ENTRIES SHOWN:
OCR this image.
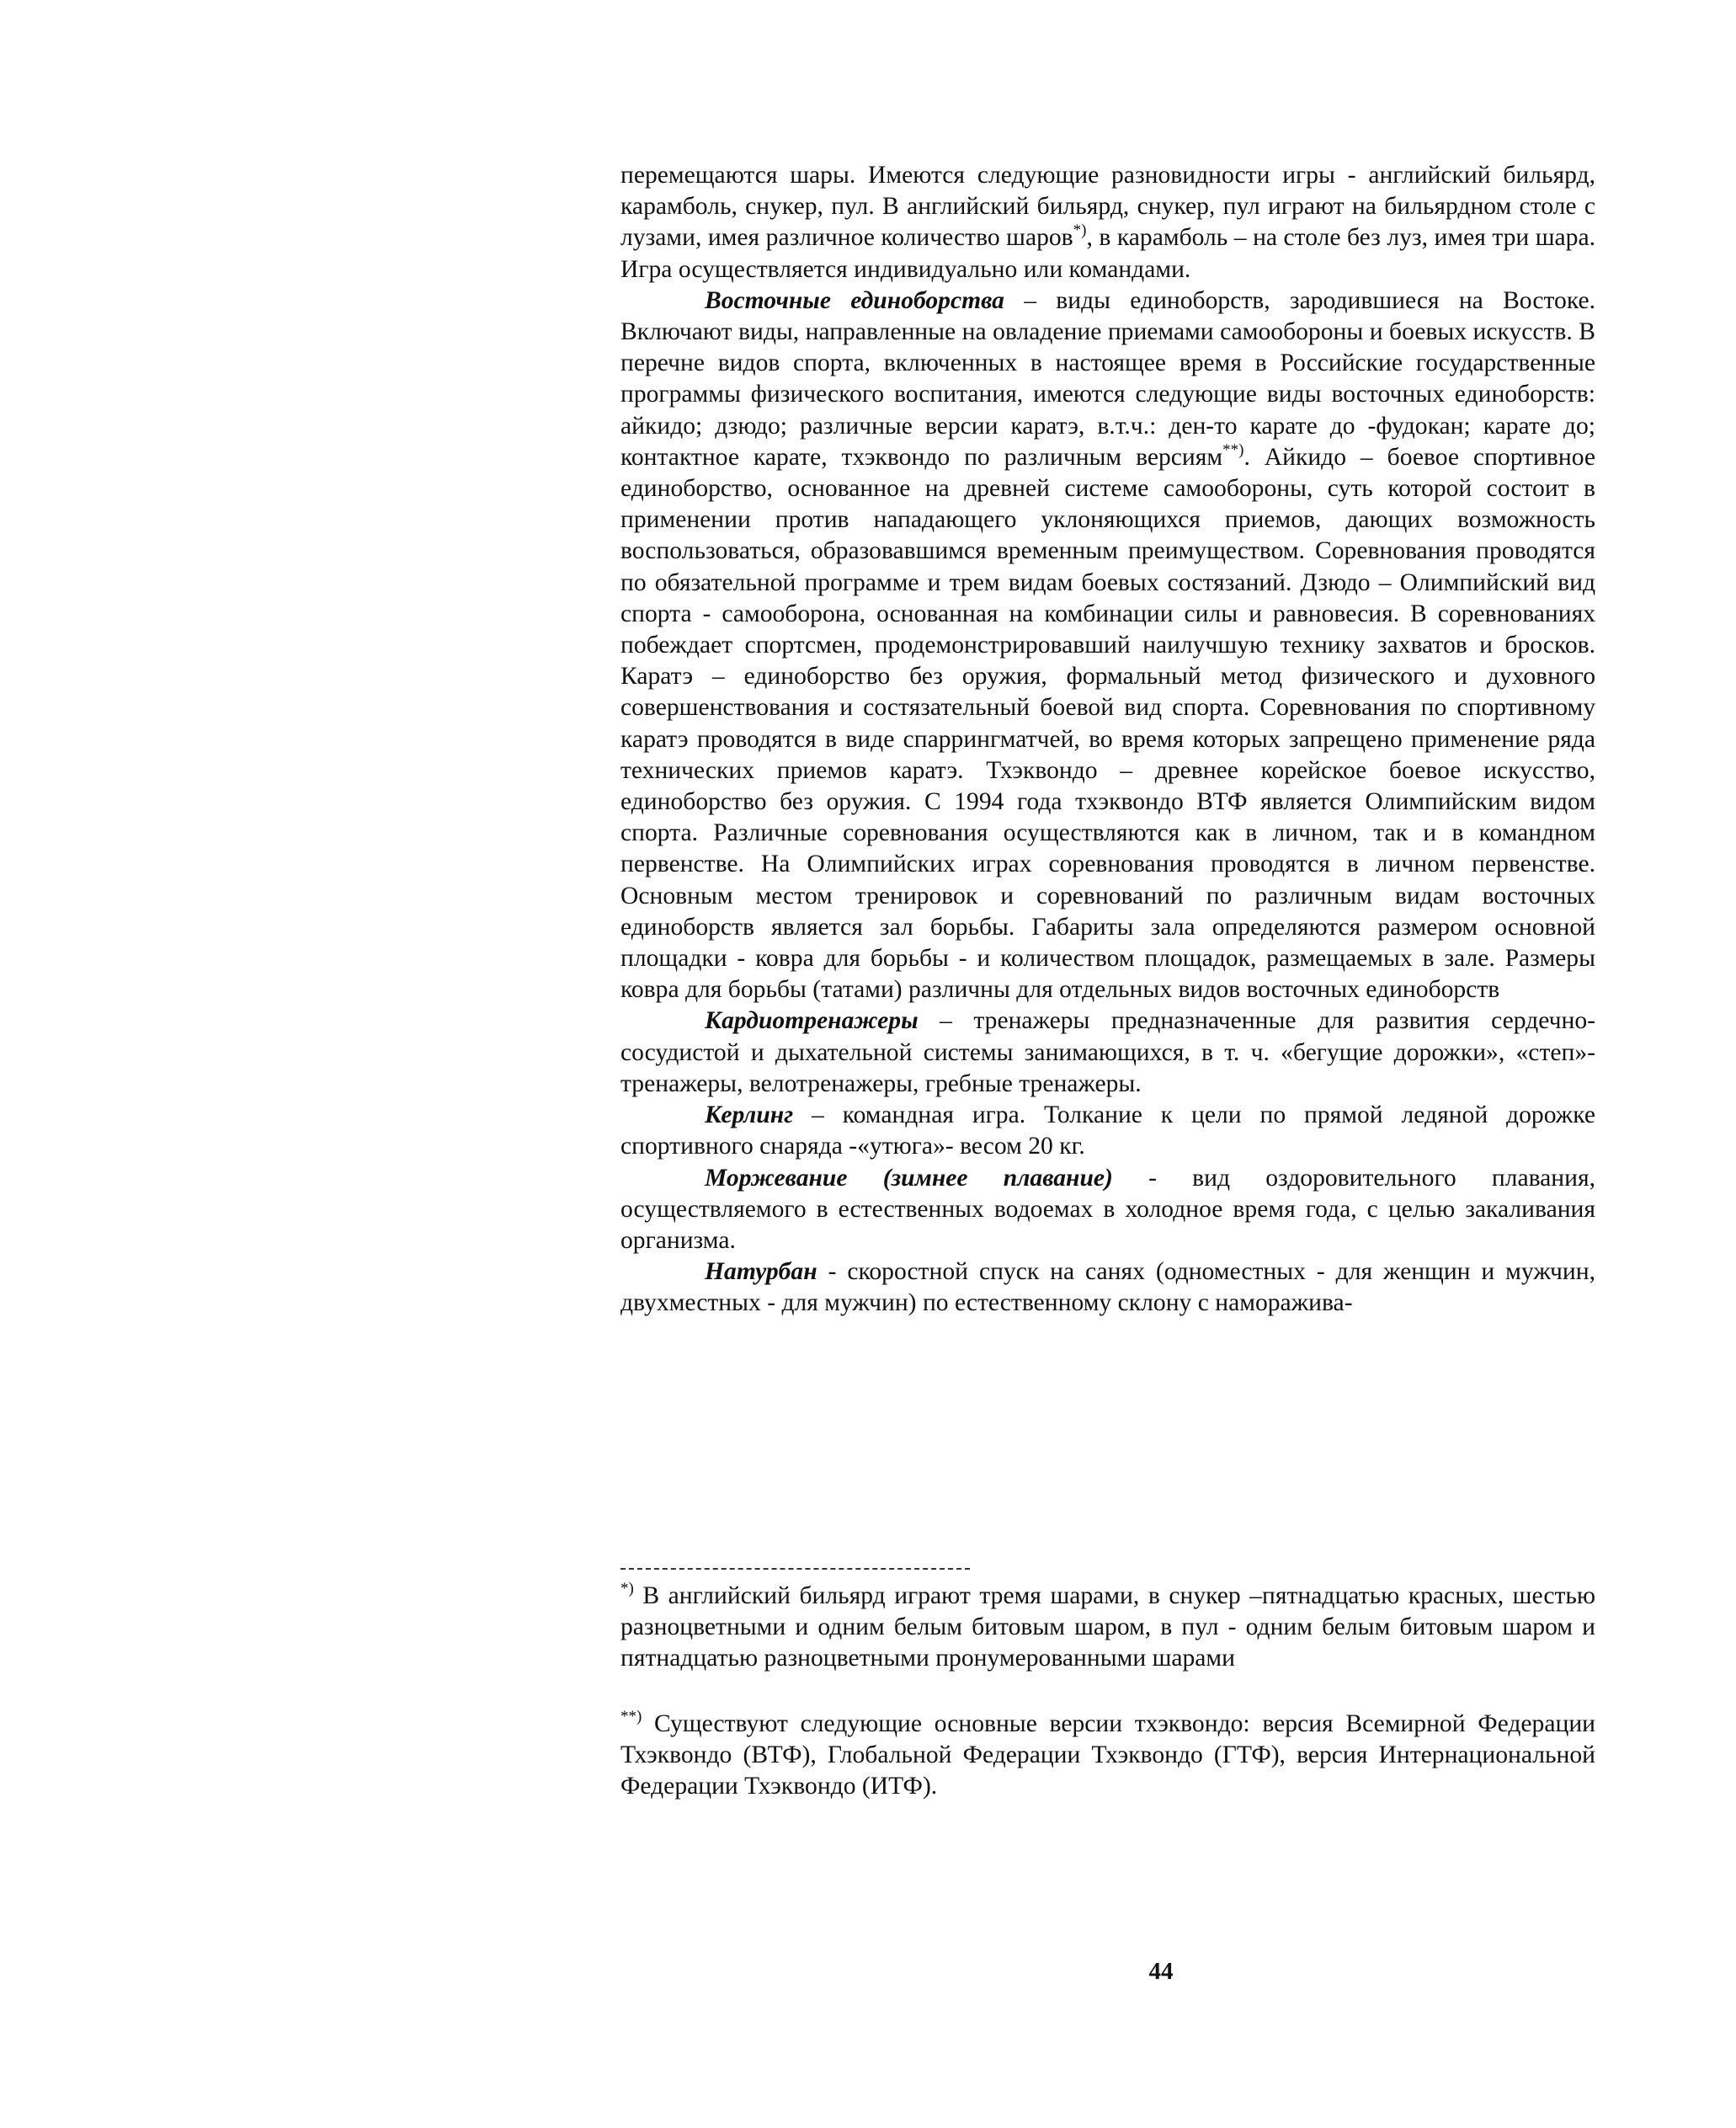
перемещаются шары. Имеются следующие разновидности игры - английский бильярд, карамболь, снукер, пул. В английский бильярд, снукер, пул играют на бильярдном столе с лузами, имея различное количество шаров*), в карамболь – на столе без луз, имея три шара. Игра осуществляется индивидуально или командами.

Восточные единоборства – виды единоборств, зародившиеся на Востоке. Включают виды, направленные на овладение приемами самообороны и боевых искусств. В перечне видов спорта, включенных в настоящее время в Российские государственные программы физического воспитания, имеются следующие виды восточных единоборств: айкидо; дзюдо; различные версии каратэ, в.т.ч.: ден-то карате до -фудокан; карате до; контактное карате, тхэквондо по различным версиям**). Айкидо – боевое спортивное единоборство, основанное на древней системе самообороны, суть которой состоит в применении против нападающего уклоняющихся приемов, дающих возможность воспользоваться, образовавшимся временным преимуществом. Соревнования проводятся по обязательной программе и трем видам боевых состязаний. Дзюдо – Олимпийский вид спорта - самооборона, основанная на комбинации силы и равновесия. В соревнованиях побеждает спортсмен, продемонстрировавший наилучшую технику захватов и бросков. Каратэ – единоборство без оружия, формальный метод физического и духовного совершенствования и состязательный боевой вид спорта. Соревнования по спортивному каратэ проводятся в виде спаррингматчей, во время которых запрещено применение ряда технических приемов каратэ. Тхэквондо – древнее корейское боевое искусство, единоборство без оружия. С 1994 года тхэквондо ВТФ является Олимпийским видом спорта. Различные соревнования осуществляются как в личном, так и в командном первенстве. На Олимпийских играх соревнования проводятся в личном первенстве. Основным местом тренировок и соревнований по различным видам восточных единоборств является зал борьбы. Габариты зала определяются размером основной площадки - ковра для борьбы - и количеством площадок, размещаемых в зале. Размеры ковра для борьбы (татами) различны для отдельных видов восточных единоборств

Кардиотренажеры – тренажеры предназначенные для развития сердечно- сосудистой и дыхательной системы занимающихся, в т. ч. «бегущие дорожки», «степ»- тренажеры, велотренажеры, гребные тренажеры.

Керлинг – командная игра. Толкание к цели по прямой ледяной дорожке спортивного снаряда -«утюга»- весом 20 кг.

Моржевание (зимнее плавание) - вид оздоровительного плавания, осуществляемого в естественных водоемах в холодное время года, с целью закаливания организма.

Натурбан - скоростной спуск на санях (одноместных - для женщин и мужчин, двухместных - для мужчин) по естественному склону с наморажива-

*) В английский бильярд играют тремя шарами, в снукер –пятнадцатью красных, шестью разноцветными и одним белым битовым шаром, в пул - одним белым битовым шаром и пятнадцатью разноцветными пронумерованными шарами

**) Существуют следующие основные версии тхэквондо: версия Всемирной Федерации Тхэквондо (ВТФ), Глобальной Федерации Тхэквондо (ГТФ), версия Интернациональной Федерации Тхэквондо (ИТФ).

44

PROBLEM: Copy out every line of the listing that contains the string "английский".

RESULT:
перемещаются шары. Имеются следующие разновидности игры - английский бильярд, карамболь, снукер, пул. В английский бильярд, снукер, пул играют на бильярдном столе с лузами, имея различное количество шаров*), в карамболь – на столе без луз, имея три шара. Игра осуществляется индивидуально или командами.
*) В английский бильярд играют тремя шарами, в снукер –пятнадцатью красных, шестью разноцветными и одним белым битовым шаром, в пул - одним белым битовым шаром и пятнадцатью разноцветными пронумерованными шарами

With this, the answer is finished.